**What to produce:** Below are the records. List every line holding the word "emoji".
++++++++
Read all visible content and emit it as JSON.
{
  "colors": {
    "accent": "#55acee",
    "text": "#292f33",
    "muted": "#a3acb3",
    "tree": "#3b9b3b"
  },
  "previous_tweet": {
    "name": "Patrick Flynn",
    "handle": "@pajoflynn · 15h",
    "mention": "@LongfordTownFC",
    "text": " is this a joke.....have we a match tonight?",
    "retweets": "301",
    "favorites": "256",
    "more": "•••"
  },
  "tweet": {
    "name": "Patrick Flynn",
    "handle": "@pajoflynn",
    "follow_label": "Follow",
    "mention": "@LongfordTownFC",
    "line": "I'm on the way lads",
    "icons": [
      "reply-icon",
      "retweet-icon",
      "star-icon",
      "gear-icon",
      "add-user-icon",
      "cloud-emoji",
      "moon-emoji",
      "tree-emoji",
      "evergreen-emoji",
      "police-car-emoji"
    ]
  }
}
++++++++
**Reply to the task:**
      "cloud-emoji",
      "moon-emoji",
      "tree-emoji",
      "evergreen-emoji",
      "police-car-emoji"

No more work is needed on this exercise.